--- Task data ---

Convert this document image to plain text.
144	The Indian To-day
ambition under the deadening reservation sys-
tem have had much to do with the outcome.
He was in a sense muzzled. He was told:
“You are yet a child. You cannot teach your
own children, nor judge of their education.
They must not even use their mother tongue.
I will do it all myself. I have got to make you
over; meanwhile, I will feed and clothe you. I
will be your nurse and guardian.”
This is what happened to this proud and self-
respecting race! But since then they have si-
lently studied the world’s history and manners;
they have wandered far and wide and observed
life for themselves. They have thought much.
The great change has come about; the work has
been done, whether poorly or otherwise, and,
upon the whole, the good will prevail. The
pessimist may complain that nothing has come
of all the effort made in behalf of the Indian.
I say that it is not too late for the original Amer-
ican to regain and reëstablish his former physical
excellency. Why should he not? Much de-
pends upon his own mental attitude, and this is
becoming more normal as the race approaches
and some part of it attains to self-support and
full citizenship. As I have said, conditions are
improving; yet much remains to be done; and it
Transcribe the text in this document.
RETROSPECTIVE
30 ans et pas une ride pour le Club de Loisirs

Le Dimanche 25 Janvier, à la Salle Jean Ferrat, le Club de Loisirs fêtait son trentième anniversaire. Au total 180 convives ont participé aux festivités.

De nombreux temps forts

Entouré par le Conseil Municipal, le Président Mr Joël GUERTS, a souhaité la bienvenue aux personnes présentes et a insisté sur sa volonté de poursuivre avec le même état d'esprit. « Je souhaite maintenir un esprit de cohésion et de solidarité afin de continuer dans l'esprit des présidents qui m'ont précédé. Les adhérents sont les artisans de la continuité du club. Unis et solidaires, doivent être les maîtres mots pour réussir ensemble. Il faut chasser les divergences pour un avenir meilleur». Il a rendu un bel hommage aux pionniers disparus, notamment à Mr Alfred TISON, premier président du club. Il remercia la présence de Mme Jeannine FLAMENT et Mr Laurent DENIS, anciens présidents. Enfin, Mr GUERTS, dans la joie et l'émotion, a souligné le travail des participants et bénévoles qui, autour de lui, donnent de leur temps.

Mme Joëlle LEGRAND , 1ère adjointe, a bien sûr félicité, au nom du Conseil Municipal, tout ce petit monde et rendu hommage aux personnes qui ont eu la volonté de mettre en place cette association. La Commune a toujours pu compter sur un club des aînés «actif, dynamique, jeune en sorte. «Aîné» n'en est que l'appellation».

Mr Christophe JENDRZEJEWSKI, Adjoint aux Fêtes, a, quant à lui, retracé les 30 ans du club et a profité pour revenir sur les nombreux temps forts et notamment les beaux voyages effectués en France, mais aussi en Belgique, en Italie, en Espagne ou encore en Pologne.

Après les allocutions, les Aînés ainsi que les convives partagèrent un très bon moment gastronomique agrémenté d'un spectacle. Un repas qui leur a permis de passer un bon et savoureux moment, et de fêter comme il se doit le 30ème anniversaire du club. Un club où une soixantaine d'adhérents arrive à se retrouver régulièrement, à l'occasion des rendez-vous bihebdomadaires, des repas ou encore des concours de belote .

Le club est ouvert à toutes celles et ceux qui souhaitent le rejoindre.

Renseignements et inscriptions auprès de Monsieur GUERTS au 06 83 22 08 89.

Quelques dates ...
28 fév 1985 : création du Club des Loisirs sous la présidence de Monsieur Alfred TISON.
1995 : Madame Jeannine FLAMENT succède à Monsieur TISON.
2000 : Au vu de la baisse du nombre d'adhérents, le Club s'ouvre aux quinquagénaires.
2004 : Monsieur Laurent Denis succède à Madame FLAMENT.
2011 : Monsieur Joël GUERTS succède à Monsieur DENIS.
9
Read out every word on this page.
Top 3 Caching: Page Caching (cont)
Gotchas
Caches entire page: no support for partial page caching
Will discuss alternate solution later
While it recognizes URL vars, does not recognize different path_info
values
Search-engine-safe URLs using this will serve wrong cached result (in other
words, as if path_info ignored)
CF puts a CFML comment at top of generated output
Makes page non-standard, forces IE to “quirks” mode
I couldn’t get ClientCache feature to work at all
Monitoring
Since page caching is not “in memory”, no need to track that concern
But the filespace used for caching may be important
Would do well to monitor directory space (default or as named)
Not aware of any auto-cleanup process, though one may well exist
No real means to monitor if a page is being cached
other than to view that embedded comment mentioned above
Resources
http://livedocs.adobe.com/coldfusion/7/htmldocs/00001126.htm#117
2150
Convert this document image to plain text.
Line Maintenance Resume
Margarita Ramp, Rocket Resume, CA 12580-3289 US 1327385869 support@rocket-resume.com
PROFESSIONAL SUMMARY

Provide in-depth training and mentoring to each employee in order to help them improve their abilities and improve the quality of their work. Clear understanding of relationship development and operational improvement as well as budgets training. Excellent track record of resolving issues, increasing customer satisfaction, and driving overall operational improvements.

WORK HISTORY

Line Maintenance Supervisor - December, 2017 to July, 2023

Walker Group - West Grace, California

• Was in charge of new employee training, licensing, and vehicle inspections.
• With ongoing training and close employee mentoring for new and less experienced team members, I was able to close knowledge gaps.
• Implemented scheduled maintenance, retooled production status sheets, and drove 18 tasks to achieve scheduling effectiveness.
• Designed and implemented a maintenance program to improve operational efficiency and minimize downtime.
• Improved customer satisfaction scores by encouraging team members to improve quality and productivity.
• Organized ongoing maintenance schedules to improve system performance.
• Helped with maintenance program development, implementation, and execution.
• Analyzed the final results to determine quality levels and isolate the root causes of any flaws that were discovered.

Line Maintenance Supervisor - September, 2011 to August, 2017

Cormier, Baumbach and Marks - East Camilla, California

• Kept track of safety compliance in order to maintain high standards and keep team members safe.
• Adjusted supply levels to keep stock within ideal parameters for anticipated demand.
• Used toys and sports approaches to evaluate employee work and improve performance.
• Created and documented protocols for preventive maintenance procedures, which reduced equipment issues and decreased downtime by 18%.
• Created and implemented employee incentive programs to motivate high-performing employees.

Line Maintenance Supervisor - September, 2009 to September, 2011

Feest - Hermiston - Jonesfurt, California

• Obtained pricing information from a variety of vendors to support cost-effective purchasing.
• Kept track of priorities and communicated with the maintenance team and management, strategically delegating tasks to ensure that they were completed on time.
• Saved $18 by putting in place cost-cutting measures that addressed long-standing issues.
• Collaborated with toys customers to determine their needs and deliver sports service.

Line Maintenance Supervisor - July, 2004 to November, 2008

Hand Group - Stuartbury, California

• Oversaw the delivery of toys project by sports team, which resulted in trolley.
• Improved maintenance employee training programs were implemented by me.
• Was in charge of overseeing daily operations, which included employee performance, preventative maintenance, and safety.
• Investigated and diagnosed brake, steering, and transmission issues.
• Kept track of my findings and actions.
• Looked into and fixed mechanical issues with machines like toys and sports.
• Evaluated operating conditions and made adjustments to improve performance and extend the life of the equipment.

---

» **What the exercise asks**:
Of the lines in the material, how many include "comment"? Respond with the number alone.

» **The response**:
2